Stated goal:
Whenever a line contains the string "this", copy it out of the entries.

Chart and figure data:
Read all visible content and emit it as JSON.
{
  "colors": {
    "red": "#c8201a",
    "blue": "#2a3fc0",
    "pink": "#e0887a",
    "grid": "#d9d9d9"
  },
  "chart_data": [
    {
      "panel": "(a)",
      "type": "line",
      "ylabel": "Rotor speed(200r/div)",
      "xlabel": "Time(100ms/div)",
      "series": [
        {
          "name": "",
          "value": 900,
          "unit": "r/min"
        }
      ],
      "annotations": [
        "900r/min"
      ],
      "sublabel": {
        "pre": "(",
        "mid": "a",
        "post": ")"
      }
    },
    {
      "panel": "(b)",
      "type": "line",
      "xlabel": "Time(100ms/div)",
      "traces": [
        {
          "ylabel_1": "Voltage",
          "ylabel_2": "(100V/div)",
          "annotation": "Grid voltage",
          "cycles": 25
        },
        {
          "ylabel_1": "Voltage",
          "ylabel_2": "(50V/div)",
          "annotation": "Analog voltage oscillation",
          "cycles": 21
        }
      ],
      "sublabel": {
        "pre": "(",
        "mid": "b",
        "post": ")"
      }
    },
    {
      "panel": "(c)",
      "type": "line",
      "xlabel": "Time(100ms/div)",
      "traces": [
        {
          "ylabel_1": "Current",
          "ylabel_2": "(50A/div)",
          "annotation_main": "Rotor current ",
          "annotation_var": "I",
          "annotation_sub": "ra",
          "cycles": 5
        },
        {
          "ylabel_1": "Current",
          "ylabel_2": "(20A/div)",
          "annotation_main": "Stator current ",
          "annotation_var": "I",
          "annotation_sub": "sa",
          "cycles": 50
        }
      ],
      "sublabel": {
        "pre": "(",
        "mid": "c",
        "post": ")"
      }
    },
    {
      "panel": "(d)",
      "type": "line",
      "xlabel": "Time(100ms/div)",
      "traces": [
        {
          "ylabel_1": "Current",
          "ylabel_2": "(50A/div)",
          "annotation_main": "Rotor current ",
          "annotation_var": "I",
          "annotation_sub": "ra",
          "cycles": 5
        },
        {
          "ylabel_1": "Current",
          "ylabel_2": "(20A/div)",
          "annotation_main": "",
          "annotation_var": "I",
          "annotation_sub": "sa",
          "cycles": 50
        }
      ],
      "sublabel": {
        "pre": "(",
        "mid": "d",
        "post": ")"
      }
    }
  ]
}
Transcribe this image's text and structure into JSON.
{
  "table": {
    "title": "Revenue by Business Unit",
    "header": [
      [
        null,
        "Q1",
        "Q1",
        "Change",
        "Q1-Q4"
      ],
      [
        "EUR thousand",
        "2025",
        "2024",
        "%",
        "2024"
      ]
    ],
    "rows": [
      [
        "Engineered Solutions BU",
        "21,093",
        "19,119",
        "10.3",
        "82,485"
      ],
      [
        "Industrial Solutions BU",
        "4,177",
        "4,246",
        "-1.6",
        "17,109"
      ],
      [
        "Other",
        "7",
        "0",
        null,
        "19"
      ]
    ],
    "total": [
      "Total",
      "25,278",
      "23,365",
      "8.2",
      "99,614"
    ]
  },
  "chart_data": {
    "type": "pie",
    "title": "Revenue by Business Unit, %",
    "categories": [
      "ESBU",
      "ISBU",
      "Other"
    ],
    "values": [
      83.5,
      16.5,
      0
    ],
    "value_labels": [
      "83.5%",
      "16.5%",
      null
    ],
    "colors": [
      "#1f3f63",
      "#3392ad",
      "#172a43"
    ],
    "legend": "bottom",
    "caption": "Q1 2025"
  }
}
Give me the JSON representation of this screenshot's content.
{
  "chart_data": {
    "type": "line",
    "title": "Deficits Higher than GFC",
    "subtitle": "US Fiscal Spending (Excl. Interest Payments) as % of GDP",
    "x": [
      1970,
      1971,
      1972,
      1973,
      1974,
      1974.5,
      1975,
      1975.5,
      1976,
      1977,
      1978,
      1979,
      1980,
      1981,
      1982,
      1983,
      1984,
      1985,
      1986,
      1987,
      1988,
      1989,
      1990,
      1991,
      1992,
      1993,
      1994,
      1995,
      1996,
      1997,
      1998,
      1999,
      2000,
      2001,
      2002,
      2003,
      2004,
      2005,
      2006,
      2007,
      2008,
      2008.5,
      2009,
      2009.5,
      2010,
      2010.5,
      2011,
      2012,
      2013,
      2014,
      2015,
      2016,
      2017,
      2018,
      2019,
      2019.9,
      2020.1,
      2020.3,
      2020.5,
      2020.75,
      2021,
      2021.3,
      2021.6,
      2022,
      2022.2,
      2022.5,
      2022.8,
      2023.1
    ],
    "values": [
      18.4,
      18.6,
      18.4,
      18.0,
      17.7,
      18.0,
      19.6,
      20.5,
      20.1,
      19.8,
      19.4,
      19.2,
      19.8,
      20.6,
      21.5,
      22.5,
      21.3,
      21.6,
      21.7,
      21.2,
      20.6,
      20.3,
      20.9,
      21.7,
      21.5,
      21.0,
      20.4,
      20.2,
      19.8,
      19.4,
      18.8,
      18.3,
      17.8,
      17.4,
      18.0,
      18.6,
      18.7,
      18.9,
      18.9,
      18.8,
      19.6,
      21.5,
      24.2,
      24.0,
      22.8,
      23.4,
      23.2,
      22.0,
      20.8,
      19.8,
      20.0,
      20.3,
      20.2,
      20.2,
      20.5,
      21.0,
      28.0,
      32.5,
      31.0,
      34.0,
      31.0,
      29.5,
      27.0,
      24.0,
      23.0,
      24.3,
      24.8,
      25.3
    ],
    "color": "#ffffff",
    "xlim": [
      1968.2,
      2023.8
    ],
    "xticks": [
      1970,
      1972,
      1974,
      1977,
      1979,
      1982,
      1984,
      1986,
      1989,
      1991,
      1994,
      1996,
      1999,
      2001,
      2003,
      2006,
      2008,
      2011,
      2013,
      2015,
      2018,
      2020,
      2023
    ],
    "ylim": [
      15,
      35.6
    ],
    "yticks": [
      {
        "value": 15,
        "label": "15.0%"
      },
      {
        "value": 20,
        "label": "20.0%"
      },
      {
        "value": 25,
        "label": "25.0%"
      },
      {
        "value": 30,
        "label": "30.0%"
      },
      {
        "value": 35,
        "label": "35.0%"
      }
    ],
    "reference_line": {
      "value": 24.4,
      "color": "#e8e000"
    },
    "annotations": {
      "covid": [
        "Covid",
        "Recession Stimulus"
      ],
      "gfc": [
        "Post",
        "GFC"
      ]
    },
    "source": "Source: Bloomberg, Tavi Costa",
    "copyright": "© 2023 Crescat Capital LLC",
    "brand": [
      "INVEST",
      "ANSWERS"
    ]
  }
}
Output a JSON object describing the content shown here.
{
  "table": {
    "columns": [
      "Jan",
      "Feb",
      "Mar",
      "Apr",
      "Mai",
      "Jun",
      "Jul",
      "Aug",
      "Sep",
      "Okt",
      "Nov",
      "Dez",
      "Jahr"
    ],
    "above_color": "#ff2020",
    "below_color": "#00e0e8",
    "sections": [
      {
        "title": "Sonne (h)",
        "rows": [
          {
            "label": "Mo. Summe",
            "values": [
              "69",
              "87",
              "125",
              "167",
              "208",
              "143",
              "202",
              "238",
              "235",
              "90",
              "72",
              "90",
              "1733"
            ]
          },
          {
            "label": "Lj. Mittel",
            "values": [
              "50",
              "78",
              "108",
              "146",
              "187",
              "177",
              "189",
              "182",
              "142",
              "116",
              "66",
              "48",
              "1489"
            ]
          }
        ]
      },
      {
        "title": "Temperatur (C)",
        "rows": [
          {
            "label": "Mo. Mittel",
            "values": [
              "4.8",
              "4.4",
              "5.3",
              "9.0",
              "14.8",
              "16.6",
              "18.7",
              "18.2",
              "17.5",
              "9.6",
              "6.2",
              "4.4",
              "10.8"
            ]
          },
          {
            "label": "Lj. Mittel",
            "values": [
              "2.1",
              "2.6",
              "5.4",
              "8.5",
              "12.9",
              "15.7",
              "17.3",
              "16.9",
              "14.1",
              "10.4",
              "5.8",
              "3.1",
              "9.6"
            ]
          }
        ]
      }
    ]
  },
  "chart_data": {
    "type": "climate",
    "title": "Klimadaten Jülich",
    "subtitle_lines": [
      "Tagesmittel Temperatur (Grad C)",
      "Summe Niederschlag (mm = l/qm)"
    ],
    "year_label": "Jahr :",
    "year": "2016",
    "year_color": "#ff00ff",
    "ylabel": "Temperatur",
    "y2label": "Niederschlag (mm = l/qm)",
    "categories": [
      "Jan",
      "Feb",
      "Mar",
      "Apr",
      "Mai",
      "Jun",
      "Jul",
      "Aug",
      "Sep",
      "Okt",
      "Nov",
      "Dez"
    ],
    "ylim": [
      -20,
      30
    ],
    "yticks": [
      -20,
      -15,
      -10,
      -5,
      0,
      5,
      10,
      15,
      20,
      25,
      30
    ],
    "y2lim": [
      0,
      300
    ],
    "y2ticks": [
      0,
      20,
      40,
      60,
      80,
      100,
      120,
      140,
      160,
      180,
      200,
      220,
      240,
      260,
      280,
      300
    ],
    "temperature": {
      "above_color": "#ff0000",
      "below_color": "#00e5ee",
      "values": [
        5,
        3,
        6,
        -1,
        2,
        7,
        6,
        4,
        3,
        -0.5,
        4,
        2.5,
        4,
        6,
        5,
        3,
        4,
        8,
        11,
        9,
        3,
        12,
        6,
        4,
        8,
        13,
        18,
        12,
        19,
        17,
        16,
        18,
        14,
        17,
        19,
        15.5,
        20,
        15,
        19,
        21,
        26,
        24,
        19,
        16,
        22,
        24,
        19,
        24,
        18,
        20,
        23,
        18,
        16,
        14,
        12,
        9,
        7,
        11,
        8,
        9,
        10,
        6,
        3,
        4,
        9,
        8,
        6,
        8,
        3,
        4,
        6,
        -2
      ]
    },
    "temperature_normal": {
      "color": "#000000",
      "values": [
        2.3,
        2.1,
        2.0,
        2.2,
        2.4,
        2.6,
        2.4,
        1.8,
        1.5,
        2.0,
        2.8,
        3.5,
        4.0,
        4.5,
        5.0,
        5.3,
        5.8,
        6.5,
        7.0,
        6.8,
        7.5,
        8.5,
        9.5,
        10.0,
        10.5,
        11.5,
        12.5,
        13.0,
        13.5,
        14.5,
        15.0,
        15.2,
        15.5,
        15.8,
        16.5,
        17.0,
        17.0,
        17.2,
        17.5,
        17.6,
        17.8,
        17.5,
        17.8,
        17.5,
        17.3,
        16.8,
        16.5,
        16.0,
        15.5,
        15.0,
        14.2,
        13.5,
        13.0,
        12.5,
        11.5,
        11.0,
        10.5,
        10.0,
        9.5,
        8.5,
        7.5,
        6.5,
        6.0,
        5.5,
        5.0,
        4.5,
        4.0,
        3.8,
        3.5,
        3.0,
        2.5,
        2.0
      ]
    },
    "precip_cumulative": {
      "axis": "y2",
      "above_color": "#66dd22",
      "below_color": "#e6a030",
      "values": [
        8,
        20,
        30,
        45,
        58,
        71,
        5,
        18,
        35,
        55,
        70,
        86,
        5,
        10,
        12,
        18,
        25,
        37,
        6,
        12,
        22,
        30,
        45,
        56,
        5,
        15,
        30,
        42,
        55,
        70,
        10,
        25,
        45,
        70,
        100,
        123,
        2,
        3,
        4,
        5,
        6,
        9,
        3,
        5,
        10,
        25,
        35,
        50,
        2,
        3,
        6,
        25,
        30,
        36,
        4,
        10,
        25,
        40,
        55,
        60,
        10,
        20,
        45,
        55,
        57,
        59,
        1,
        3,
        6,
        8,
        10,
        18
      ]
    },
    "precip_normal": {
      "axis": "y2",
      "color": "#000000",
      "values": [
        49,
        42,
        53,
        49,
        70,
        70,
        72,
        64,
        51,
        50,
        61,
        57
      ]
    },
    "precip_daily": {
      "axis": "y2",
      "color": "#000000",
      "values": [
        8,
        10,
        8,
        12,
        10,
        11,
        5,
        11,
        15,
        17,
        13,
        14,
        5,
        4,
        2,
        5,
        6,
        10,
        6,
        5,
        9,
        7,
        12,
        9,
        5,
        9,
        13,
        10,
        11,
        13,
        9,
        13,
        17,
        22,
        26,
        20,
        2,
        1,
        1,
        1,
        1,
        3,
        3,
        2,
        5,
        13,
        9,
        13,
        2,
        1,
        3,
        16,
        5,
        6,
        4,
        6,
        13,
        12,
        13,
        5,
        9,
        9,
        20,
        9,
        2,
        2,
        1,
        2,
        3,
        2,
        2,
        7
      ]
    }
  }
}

Exercise result:
Transcribe this image's text and structure into JSON.
Give me the JSON representation of this screenshot's content.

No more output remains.